Start INFORMATION GIVEN

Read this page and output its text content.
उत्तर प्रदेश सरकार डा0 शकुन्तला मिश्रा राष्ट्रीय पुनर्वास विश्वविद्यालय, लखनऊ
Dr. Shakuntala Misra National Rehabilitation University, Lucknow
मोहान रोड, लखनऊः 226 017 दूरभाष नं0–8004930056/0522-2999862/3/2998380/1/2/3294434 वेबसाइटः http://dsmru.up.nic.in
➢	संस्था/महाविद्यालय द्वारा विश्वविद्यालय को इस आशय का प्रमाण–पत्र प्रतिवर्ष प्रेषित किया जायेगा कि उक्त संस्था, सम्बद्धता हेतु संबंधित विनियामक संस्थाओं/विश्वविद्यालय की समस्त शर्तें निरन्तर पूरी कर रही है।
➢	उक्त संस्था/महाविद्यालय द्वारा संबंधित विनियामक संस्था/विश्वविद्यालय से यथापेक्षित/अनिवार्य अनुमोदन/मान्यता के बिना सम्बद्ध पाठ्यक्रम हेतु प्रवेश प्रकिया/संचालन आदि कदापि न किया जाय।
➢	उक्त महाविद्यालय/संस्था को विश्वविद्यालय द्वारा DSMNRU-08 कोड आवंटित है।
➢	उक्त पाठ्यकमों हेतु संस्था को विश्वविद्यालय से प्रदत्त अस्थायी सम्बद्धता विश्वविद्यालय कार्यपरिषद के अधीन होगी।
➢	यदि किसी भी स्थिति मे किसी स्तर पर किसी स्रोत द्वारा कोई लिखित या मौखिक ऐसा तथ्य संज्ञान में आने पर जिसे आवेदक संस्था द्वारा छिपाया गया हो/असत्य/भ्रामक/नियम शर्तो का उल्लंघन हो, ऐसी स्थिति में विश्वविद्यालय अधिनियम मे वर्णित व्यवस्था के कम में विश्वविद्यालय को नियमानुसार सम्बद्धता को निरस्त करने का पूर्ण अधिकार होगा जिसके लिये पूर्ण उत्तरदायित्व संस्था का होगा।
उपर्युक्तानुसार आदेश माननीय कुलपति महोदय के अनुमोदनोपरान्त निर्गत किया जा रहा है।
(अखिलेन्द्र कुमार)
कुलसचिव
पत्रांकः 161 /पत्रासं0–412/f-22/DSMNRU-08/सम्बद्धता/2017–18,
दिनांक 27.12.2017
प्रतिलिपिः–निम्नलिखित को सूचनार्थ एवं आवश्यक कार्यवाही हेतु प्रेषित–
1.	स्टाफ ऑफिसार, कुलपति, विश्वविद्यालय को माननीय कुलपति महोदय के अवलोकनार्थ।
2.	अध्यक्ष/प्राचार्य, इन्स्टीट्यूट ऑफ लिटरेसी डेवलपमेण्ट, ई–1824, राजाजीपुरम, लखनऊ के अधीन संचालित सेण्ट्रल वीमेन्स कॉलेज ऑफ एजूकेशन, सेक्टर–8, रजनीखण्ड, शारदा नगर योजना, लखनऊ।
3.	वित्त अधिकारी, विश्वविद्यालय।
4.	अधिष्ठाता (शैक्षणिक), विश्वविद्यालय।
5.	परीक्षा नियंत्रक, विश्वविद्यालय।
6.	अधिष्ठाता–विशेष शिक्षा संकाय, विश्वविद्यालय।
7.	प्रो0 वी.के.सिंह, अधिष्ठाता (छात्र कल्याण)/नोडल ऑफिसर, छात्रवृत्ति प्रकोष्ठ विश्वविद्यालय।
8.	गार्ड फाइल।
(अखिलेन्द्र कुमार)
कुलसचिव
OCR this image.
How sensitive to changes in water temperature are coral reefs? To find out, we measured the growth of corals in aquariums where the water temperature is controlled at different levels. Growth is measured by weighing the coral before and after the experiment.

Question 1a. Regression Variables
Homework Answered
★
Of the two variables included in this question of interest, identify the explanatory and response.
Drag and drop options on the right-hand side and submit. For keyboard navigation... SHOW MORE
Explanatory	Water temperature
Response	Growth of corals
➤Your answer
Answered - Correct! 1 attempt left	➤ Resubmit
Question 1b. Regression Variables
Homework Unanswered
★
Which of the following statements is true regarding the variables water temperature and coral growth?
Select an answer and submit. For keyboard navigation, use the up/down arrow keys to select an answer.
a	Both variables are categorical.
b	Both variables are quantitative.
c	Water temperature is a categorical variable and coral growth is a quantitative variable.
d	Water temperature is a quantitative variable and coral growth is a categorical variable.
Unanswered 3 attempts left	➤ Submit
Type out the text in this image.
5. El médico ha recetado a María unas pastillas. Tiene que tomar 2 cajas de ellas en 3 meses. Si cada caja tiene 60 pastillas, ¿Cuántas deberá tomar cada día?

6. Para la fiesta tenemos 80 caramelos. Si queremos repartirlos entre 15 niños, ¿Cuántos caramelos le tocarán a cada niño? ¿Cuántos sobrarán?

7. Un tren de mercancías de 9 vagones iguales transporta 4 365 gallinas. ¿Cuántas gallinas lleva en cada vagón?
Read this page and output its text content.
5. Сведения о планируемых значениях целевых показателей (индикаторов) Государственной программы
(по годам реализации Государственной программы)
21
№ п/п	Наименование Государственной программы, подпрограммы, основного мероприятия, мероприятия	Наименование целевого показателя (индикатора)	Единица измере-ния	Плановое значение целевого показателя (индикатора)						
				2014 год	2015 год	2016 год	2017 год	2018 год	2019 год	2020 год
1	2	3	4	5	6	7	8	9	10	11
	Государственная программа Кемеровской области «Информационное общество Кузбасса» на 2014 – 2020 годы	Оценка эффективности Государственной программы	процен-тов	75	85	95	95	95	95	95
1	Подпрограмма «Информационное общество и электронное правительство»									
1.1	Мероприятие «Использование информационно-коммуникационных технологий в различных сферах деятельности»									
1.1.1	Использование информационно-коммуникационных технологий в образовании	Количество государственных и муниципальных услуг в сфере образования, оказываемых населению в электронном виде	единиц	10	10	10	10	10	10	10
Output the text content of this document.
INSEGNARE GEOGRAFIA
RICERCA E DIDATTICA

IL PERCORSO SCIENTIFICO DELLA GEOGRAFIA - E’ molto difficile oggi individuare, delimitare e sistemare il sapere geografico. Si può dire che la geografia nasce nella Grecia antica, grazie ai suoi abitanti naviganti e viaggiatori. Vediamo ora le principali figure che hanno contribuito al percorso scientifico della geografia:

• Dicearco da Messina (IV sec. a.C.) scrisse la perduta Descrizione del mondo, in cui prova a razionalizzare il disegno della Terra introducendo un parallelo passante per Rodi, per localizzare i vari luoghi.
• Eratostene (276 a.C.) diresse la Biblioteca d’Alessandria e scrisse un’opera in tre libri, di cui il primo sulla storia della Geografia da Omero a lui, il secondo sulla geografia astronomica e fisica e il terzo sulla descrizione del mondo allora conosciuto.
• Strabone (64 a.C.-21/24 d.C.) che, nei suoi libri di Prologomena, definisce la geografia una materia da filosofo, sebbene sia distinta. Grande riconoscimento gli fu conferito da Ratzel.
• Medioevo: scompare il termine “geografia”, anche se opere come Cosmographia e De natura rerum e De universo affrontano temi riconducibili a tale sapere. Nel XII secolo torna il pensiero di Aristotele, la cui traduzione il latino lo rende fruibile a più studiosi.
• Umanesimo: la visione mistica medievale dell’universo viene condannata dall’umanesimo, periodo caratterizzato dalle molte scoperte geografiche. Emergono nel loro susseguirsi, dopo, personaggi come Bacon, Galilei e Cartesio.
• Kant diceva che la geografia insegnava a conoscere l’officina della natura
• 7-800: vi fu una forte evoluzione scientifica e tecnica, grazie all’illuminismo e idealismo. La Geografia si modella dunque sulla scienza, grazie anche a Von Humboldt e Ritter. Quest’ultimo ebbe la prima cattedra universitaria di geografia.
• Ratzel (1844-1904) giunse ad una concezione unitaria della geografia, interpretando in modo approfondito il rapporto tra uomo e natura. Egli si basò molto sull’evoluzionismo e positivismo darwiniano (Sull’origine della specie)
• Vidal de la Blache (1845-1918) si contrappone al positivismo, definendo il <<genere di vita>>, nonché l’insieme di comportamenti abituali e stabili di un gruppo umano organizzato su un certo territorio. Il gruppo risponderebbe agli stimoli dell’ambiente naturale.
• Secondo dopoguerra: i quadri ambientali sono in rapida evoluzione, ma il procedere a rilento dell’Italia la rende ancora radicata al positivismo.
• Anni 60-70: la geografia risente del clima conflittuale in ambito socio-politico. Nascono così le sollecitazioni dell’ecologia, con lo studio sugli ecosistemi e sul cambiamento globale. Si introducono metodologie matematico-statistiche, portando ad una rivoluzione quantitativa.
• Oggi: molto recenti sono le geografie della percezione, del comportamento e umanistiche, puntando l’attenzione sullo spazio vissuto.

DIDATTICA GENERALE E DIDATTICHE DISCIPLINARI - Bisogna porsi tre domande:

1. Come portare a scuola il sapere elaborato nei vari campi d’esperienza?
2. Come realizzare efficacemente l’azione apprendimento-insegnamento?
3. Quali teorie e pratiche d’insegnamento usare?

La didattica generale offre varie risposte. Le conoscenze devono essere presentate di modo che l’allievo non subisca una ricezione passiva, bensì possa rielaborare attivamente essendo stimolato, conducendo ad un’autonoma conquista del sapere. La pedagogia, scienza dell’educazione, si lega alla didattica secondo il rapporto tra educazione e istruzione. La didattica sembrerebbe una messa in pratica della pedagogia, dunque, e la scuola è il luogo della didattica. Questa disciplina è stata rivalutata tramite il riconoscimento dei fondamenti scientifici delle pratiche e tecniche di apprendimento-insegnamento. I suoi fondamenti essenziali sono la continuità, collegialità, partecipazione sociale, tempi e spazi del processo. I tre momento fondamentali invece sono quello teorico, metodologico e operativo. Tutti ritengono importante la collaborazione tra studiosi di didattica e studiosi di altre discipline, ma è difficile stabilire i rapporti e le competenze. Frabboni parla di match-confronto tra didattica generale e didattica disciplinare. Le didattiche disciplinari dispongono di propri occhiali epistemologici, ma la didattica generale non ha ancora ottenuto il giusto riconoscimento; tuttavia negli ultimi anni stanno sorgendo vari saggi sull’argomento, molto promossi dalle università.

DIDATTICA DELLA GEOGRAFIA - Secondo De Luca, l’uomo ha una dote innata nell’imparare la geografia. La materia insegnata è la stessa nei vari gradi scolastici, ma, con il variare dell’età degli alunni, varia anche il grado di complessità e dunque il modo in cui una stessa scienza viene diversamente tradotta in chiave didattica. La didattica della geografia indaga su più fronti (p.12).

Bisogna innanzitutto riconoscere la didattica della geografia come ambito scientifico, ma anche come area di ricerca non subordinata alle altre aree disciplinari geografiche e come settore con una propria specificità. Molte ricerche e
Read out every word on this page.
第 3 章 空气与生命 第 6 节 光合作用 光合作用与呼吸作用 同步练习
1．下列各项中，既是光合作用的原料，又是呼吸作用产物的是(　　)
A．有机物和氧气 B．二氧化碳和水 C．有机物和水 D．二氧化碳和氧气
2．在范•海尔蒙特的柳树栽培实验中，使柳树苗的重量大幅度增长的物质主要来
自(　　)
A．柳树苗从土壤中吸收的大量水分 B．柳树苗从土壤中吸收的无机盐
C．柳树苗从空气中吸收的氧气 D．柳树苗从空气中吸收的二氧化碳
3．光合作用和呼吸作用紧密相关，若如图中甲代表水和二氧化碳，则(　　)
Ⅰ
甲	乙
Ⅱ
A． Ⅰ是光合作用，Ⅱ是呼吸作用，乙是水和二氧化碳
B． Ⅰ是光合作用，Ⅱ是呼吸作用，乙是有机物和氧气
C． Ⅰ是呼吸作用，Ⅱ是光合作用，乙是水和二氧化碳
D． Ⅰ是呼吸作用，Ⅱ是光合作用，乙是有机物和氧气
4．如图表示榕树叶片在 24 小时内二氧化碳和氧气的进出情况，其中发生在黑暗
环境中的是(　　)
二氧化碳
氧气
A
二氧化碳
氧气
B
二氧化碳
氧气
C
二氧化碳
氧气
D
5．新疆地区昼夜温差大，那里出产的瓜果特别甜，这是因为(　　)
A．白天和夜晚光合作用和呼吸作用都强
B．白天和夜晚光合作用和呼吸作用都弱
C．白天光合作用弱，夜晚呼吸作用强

End INFORMATION GIVEN

WRITTEN EXERCISE —
Return each line where "insegnamento" shows up.

SOLVED PROBLEM —
2. Come realizzare efficacemente l’azione apprendimento-insegnamento?
3. Quali teorie e pratiche d’insegnamento usare?
La didattica generale offre varie risposte. Le conoscenze devono essere presentate di modo che l’allievo non subisca una ricezione passiva, bensì possa rielaborare attivamente essendo stimolato, conducendo ad un’autonoma conquista del sapere. La pedagogia, scienza dell’educazione, si lega alla didattica secondo il rapporto tra educazione e istruzione. La didattica sembrerebbe una messa in pratica della pedagogia, dunque, e la scuola è il luogo della didattica. Questa disciplina è stata rivalutata tramite il riconoscimento dei fondamenti scientifici delle pratiche e tecniche di apprendimento-insegnamento. I suoi fondamenti essenziali sono la continuità, collegialità, partecipazione sociale, tempi e spazi del processo. I tre momento fondamentali invece sono quello teorico, metodologico e operativo. Tutti ritengono importante la collaborazione tra studiosi di didattica e studiosi di altre discipline, ma è difficile stabilire i rapporti e le competenze. Frabboni parla di match-confronto tra didattica generale e didattica disciplinare. Le didattiche disciplinari dispongono di propri occhiali epistemologici, ma la didattica generale non ha ancora ottenuto il giusto riconoscimento; tuttavia negli ultimi anni stanno sorgendo vari saggi sull’argomento, molto promossi dalle università.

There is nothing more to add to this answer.